» Short problem
Read the data and repeat it in full, exactly.

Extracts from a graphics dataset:
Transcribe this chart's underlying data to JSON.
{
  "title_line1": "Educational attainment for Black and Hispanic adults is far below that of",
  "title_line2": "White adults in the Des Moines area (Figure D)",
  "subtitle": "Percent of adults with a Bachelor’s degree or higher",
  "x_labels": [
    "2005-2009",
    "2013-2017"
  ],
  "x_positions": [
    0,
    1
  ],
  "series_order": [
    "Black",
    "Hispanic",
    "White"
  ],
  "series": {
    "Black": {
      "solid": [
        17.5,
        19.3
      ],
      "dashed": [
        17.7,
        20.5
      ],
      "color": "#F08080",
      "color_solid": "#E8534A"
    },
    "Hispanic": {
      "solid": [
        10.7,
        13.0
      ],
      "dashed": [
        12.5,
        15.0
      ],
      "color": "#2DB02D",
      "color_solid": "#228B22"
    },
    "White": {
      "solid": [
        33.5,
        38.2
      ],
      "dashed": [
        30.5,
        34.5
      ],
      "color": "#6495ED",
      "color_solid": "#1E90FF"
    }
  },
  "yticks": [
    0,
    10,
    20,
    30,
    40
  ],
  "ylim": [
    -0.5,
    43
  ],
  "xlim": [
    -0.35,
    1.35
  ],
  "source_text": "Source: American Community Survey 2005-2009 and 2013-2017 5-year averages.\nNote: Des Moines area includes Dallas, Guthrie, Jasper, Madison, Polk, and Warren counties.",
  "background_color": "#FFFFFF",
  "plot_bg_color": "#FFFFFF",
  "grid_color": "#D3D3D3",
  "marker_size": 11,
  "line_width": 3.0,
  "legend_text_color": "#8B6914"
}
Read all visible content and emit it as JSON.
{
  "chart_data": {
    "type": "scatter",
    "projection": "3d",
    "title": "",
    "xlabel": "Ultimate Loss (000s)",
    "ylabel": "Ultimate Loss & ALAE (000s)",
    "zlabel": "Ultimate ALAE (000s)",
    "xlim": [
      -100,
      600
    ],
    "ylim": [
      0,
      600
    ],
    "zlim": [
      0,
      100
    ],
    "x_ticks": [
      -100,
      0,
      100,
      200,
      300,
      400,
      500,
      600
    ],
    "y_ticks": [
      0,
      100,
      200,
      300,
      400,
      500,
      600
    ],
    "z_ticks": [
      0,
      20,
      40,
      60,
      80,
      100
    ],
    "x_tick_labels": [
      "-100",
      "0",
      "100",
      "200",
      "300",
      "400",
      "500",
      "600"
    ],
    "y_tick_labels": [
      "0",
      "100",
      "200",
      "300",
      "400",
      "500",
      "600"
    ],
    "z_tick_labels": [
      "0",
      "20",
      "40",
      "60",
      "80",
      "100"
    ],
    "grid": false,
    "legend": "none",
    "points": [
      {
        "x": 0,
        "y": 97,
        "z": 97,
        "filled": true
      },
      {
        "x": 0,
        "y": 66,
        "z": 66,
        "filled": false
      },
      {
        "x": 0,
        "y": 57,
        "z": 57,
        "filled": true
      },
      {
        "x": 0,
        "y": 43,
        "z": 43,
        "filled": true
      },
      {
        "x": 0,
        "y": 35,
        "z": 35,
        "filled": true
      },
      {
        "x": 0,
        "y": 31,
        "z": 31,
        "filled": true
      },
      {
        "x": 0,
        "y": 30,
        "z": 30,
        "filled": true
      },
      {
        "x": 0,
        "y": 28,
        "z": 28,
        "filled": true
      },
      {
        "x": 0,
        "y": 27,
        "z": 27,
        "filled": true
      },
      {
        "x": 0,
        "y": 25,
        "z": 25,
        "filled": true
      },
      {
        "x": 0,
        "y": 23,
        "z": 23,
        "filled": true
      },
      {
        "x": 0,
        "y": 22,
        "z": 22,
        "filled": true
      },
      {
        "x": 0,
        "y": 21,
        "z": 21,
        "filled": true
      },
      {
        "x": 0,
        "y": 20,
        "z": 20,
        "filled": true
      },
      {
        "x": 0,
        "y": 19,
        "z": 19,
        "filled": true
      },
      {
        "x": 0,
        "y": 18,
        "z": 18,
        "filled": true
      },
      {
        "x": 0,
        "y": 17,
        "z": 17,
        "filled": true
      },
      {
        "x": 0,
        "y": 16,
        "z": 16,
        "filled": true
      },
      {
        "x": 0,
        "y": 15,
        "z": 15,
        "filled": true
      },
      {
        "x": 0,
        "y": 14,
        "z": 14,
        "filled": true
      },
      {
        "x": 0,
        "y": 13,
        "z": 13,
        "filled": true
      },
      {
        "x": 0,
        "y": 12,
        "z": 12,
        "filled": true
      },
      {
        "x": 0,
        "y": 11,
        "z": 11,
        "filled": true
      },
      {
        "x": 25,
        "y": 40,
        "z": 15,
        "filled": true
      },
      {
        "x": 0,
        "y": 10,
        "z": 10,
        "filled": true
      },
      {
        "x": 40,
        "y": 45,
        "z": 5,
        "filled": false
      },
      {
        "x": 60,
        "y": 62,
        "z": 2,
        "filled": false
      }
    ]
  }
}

» Written answer
Transcribe this chart's underlying data to JSON.
{
  "title_line1": "Educational attainment for Black and Hispanic adults is far below that of",
  "title_line2": "White adults in the Des Moines area (Figure D)",
  "subtitle": "Percent of adults with a Bachelor’s degree or higher",
  "x_labels": [
    "2005-2009",
    "2013-2017"
  ],
  "x_positions": [
    0,
    1
  ],
  "series_order": [
    "Black",
    "Hispanic",
    "White"
  ],
  "series": {
    "Black": {
      "solid": [
        17.5,
        19.3
      ],
      "dashed": [
        17.7,
        20.5
      ],
      "color": "#F08080",
      "color_solid": "#E8534A"
    },
    "Hispanic": {
      "solid": [
        10.7,
        13.0
      ],
      "dashed": [
        12.5,
        15.0
      ],
      "color": "#2DB02D",
      "color_solid": "#228B22"
    },
    "White": {
      "solid": [
        33.5,
        38.2
      ],
      "dashed": [
        30.5,
        34.5
      ],
      "color": "#6495ED",
      "color_solid": "#1E90FF"
    }
  },
  "yticks": [
    0,
    10,
    20,
    30,
    40
  ],
  "ylim": [
    -0.5,
    43
  ],
  "xlim": [
    -0.35,
    1.35
  ],
  "source_text": "Source: American Community Survey 2005-2009 and 2013-2017 5-year averages.\nNote: Des Moines area includes Dallas, Guthrie, Jasper, Madison, Polk, and Warren counties.",
  "background_color": "#FFFFFF",
  "plot_bg_color": "#FFFFFF",
  "grid_color": "#D3D3D3",
  "marker_size": 11,
  "line_width": 3.0,
  "legend_text_color": "#8B6914"
}
Read all visible content and emit it as JSON.
{
  "chart_data": {
    "type": "scatter",
    "projection": "3d",
    "title": "",
    "xlabel": "Ultimate Loss (000s)",
    "ylabel": "Ultimate Loss & ALAE (000s)",
    "zlabel": "Ultimate ALAE (000s)",
    "xlim": [
      -100,
      600
    ],
    "ylim": [
      0,
      600
    ],
    "zlim": [
      0,
      100
    ],
    "x_ticks": [
      -100,
      0,
      100,
      200,
      300,
      400,
      500,
      600
    ],
    "y_ticks": [
      0,
      100,
      200,
      300,
      400,
      500,
      600
    ],
    "z_ticks": [
      0,
      20,
      40,
      60,
      80,
      100
    ],
    "x_tick_labels": [
      "-100",
      "0",
      "100",
      "200",
      "300",
      "400",
      "500",
      "600"
    ],
    "y_tick_labels": [
      "0",
      "100",
      "200",
      "300",
      "400",
      "500",
      "600"
    ],
    "z_tick_labels": [
      "0",
      "20",
      "40",
      "60",
      "80",
      "100"
    ],
    "grid": false,
    "legend": "none",
    "points": [
      {
        "x": 0,
        "y": 97,
        "z": 97,
        "filled": true
      },
      {
        "x": 0,
        "y": 66,
        "z": 66,
        "filled": false
      },
      {
        "x": 0,
        "y": 57,
        "z": 57,
        "filled": true
      },
      {
        "x": 0,
        "y": 43,
        "z": 43,
        "filled": true
      },
      {
        "x": 0,
        "y": 35,
        "z": 35,
        "filled": true
      },
      {
        "x": 0,
        "y": 31,
        "z": 31,
        "filled": true
      },
      {
        "x": 0,
        "y": 30,
        "z": 30,
        "filled": true
      },
      {
        "x": 0,
        "y": 28,
        "z": 28,
        "filled": true
      },
      {
        "x": 0,
        "y": 27,
        "z": 27,
        "filled": true
      },
      {
        "x": 0,
        "y": 25,
        "z": 25,
        "filled": true
      },
      {
        "x": 0,
        "y": 23,
        "z": 23,
        "filled": true
      },
      {
        "x": 0,
        "y": 22,
        "z": 22,
        "filled": true
      },
      {
        "x": 0,
        "y": 21,
        "z": 21,
        "filled": true
      },
      {
        "x": 0,
        "y": 20,
        "z": 20,
        "filled": true
      },
      {
        "x": 0,
        "y": 19,
        "z": 19,
        "filled": true
      },
      {
        "x": 0,
        "y": 18,
        "z": 18,
        "filled": true
      },
      {
        "x": 0,
        "y": 17,
        "z": 17,
        "filled": true
      },
      {
        "x": 0,
        "y": 16,
        "z": 16,
        "filled": true
      },
      {
        "x": 0,
        "y": 15,
        "z": 15,
        "filled": true
      },
      {
        "x": 0,
        "y": 14,
        "z": 14,
        "filled": true
      },
      {
        "x": 0,
        "y": 13,
        "z": 13,
        "filled": true
      },
      {
        "x": 0,
        "y": 12,
        "z": 12,
        "filled": true
      },
      {
        "x": 0,
        "y": 11,
        "z": 11,
        "filled": true
      },
      {
        "x": 25,
        "y": 40,
        "z": 15,
        "filled": true
      },
      {
        "x": 0,
        "y": 10,
        "z": 10,
        "filled": true
      },
      {
        "x": 40,
        "y": 45,
        "z": 5,
        "filled": false
      },
      {
        "x": 60,
        "y": 62,
        "z": 2,
        "filled": false
      }
    ]
  }
}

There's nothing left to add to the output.